--- Job ---
Pictures stay out of the copy; output exactly the lines from the one containing "Decode this image" through the end of the material.

--- Material provided ---
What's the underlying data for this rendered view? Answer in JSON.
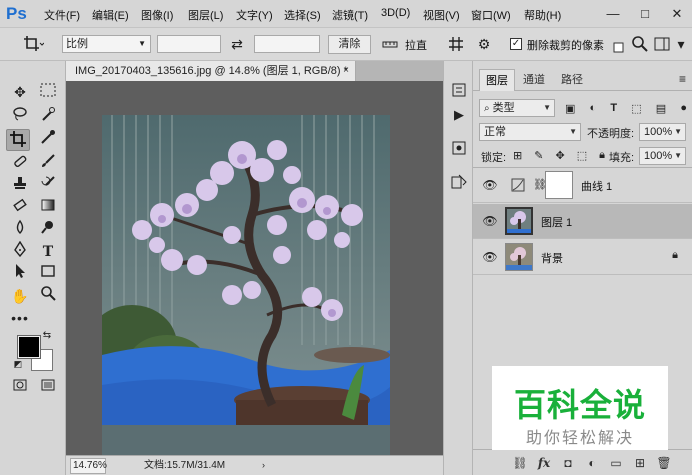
{
  "app": {
    "logo": "Ps"
  },
  "menu": [
    "文件(F)",
    "编辑(E)",
    "图像(I)",
    "图层(L)",
    "文字(Y)",
    "选择(S)",
    "滤镜(T)",
    "3D(D)",
    "视图(V)",
    "窗口(W)",
    "帮助(H)"
  ],
  "window_controls": {
    "minimize": "—",
    "maximize": "□",
    "close": "✕"
  },
  "options": {
    "ratio_label": "比例",
    "swap_icon": "⇄",
    "clear_button": "清除",
    "straighten_label": "拉直",
    "delete_cropped_label": "删除裁剪的像素",
    "delete_cropped_checked": true
  },
  "document": {
    "tab_title": "IMG_20170403_135616.jpg @ 14.8% (图层 1, RGB/8) *",
    "tab_close": "×",
    "zoom": "14.76%",
    "doc_info": "文档:15.7M/31.4M"
  },
  "layers_panel": {
    "tabs": [
      "图层",
      "通道",
      "路径"
    ],
    "active_tab": 0,
    "filter_kind": "类型",
    "blend_mode": "正常",
    "opacity_label": "不透明度:",
    "opacity_value": "100%",
    "lock_label": "锁定:",
    "fill_label": "填充:",
    "fill_value": "100%",
    "layers": [
      {
        "name": "曲线 1",
        "kind": "adjustment",
        "visible": true,
        "selected": false
      },
      {
        "name": "图层 1",
        "kind": "pixel",
        "visible": true,
        "selected": true
      },
      {
        "name": "背景",
        "kind": "background",
        "visible": true,
        "selected": false,
        "locked": true
      }
    ],
    "bottom_icons": [
      "link-icon",
      "fx-icon",
      "mask-icon",
      "adjustment-icon",
      "group-icon",
      "new-layer-icon",
      "trash-icon"
    ],
    "fx_label": "fx"
  },
  "watermark": {
    "title": "百科全说",
    "subtitle": "助你轻松解决",
    "color": "#19b03a"
  },
  "colors": {
    "foreground": "#000000",
    "background": "#ffffff",
    "accent": "#1f6fd0"
  }
}
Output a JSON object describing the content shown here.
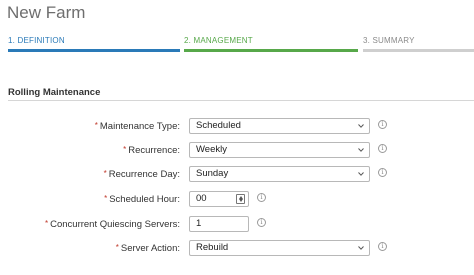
{
  "window": {
    "title": "New Farm"
  },
  "steps": [
    {
      "label": "1. DEFINITION",
      "state": "complete",
      "color": "#2a7ab8"
    },
    {
      "label": "2. MANAGEMENT",
      "state": "active",
      "color": "#57a84a"
    },
    {
      "label": "3. SUMMARY",
      "state": "pending",
      "color": "#cfcfcf"
    }
  ],
  "section": {
    "title": "Rolling Maintenance"
  },
  "fields": {
    "required_marker": "*",
    "maintenance_type": {
      "label": "Maintenance Type:",
      "value": "Scheduled",
      "icon": "chevron-down-icon"
    },
    "recurrence": {
      "label": "Recurrence:",
      "value": "Weekly",
      "icon": "chevron-down-icon"
    },
    "recurrence_day": {
      "label": "Recurrence Day:",
      "value": "Sunday",
      "icon": "chevron-down-icon"
    },
    "scheduled_hour": {
      "label": "Scheduled Hour:",
      "value": "00",
      "icon": "spinner-icon"
    },
    "quiescing_servers": {
      "label": "Concurrent Quiescing Servers:",
      "value": "1"
    },
    "server_action": {
      "label": "Server Action:",
      "value": "Rebuild",
      "icon": "chevron-down-icon"
    }
  },
  "info_icon": "info-icon"
}
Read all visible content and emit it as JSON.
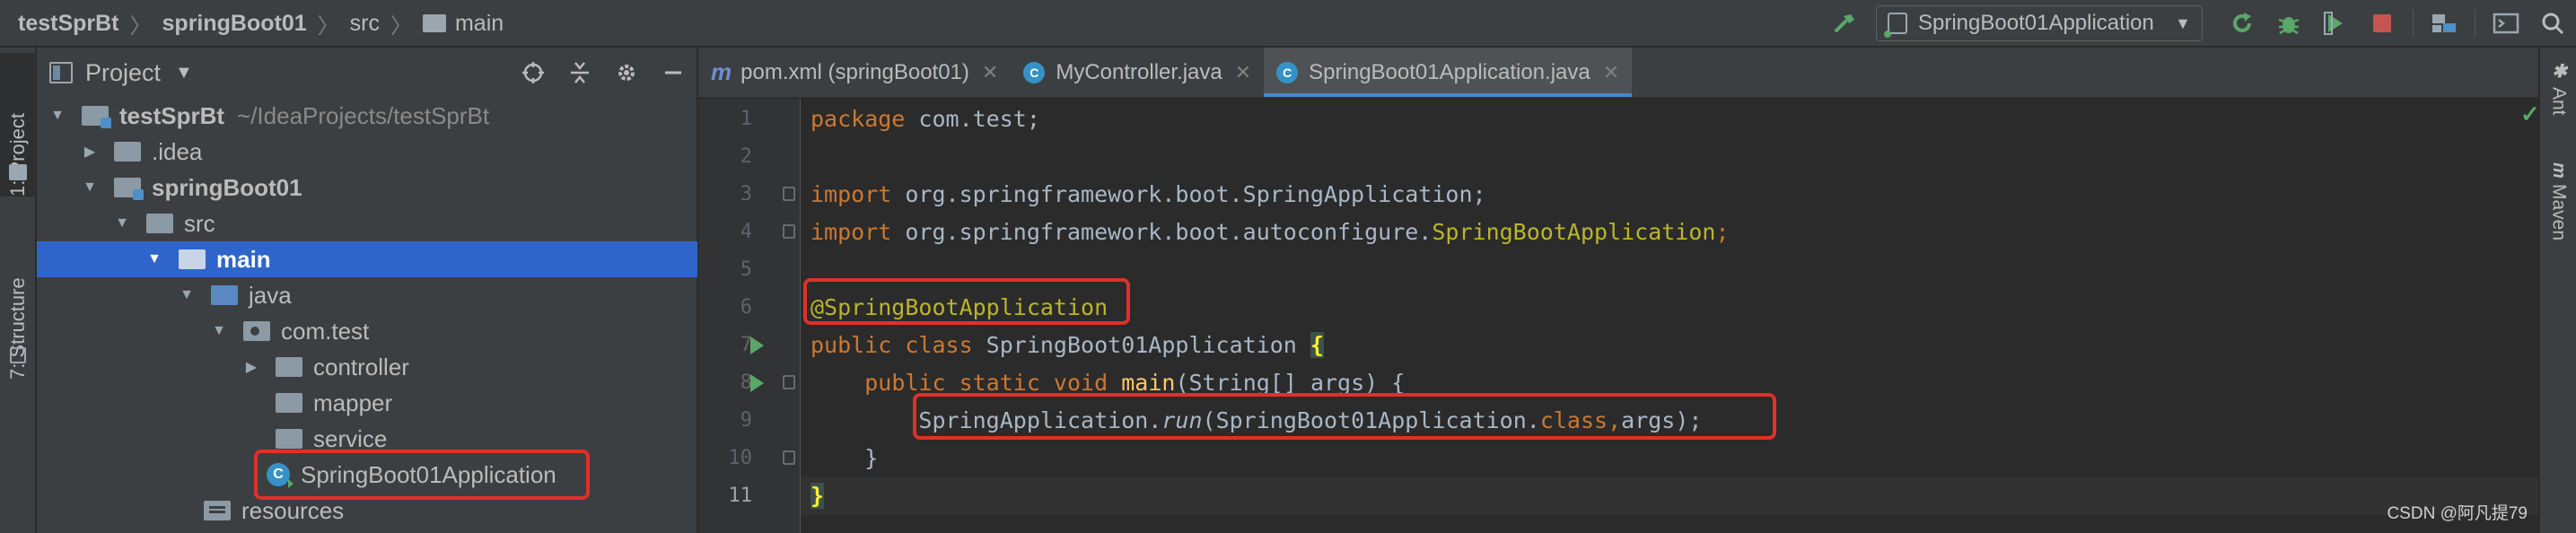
{
  "breadcrumb": {
    "items": [
      "testSprBt",
      "springBoot01",
      "src",
      "main"
    ]
  },
  "toolbar": {
    "run_config": "SpringBoot01Application"
  },
  "tool_strip": {
    "left_tabs": [
      "1: Project",
      "7: Structure"
    ],
    "right_tabs": [
      "Ant",
      "Maven"
    ]
  },
  "project_panel": {
    "title": "Project",
    "tree": [
      {
        "label": "testSprBt",
        "path": "~/IdeaProjects/testSprBt"
      },
      {
        "label": ".idea"
      },
      {
        "label": "springBoot01"
      },
      {
        "label": "src"
      },
      {
        "label": "main"
      },
      {
        "label": "java"
      },
      {
        "label": "com.test"
      },
      {
        "label": "controller"
      },
      {
        "label": "mapper"
      },
      {
        "label": "service"
      },
      {
        "label": "SpringBoot01Application"
      },
      {
        "label": "resources"
      }
    ]
  },
  "editor": {
    "tabs": [
      {
        "label": "pom.xml (springBoot01)",
        "icon": "m"
      },
      {
        "label": "MyController.java",
        "icon": "C"
      },
      {
        "label": "SpringBoot01Application.java",
        "icon": "C"
      }
    ],
    "line_numbers": [
      "1",
      "2",
      "3",
      "4",
      "5",
      "6",
      "7",
      "8",
      "9",
      "10",
      "11"
    ],
    "code": {
      "l1_kw": "package",
      "l1_rest": " com.test;",
      "l3_kw": "import",
      "l3_rest": " org.springframework.boot.SpringApplication;",
      "l4_kw": "import",
      "l4_rest": " org.springframework.boot.autoconfigure.",
      "l4_cls": "SpringBootApplication",
      "l4_end": ";",
      "l6_anno": "@SpringBootApplication",
      "l7_kw": "public class",
      "l7_rest": " SpringBoot01Application ",
      "l7_brace": "{",
      "l8_kw": "public static void",
      "l8_fn": "main",
      "l8_rest": "(String[] args) {",
      "l9_a": "SpringApplication.",
      "l9_run": "run",
      "l9_b": "(SpringBoot01Application.",
      "l9_cls": "class",
      "l9_comma": ",",
      "l9_c": "args);",
      "l10": "}",
      "l11": "}"
    }
  },
  "watermark": "CSDN @阿凡提79"
}
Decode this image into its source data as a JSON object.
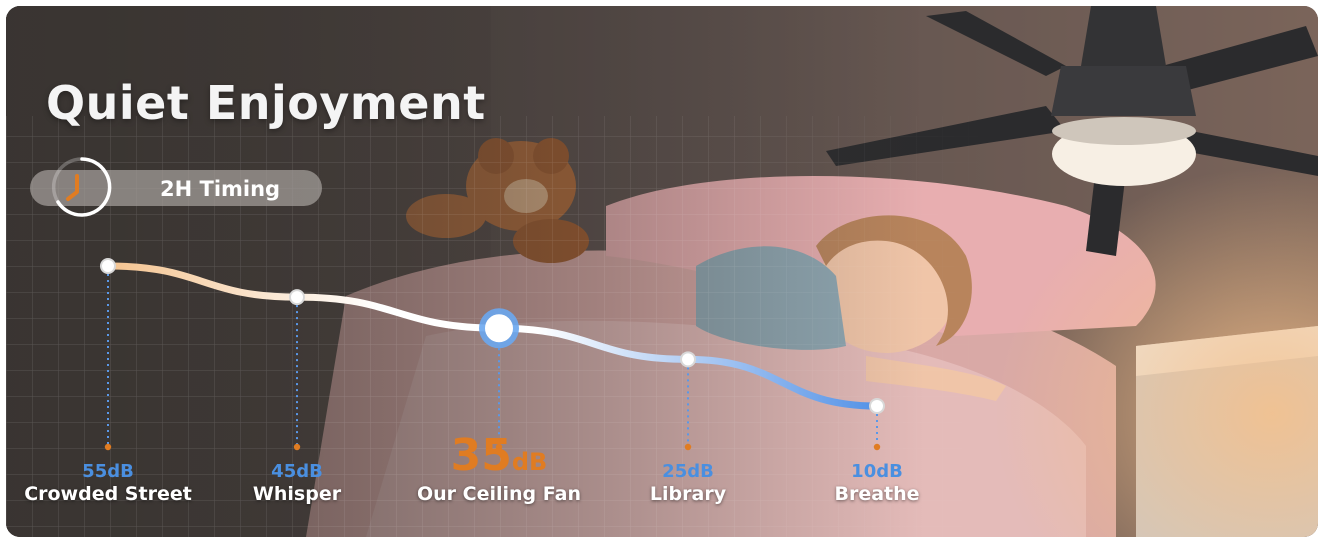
{
  "title": "Quiet Enjoyment",
  "timing_badge": {
    "label": "2H Timing",
    "icon": "timer-icon"
  },
  "colors": {
    "accent_orange": "#e07c22",
    "accent_blue": "#4a8fe0"
  },
  "chart_data": {
    "type": "line",
    "categories": [
      "Crowded Street",
      "Whisper",
      "Our Ceiling Fan",
      "Library",
      "Breathe"
    ],
    "values": [
      55,
      45,
      35,
      25,
      10
    ],
    "value_labels": [
      "55dB",
      "45dB",
      "35dB",
      "25dB",
      "10dB"
    ],
    "highlight": {
      "category": "Our Ceiling Fan",
      "number": "35",
      "unit": "dB"
    },
    "grid": true
  }
}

--- The result ---
Decode this image into its source data as a JSON object.
{
  "title": "Quiet Enjoyment",
  "timing_badge": {
    "label": "2H Timing",
    "icon": "timer-icon"
  },
  "colors": {
    "accent_orange": "#e07c22",
    "accent_blue": "#4a8fe0"
  },
  "chart_data": {
    "type": "line",
    "categories": [
      "Crowded Street",
      "Whisper",
      "Our Ceiling Fan",
      "Library",
      "Breathe"
    ],
    "values": [
      55,
      45,
      35,
      25,
      10
    ],
    "value_labels": [
      "55dB",
      "45dB",
      "35dB",
      "25dB",
      "10dB"
    ],
    "highlight": {
      "category": "Our Ceiling Fan",
      "number": "35",
      "unit": "dB"
    },
    "grid": true
  }
}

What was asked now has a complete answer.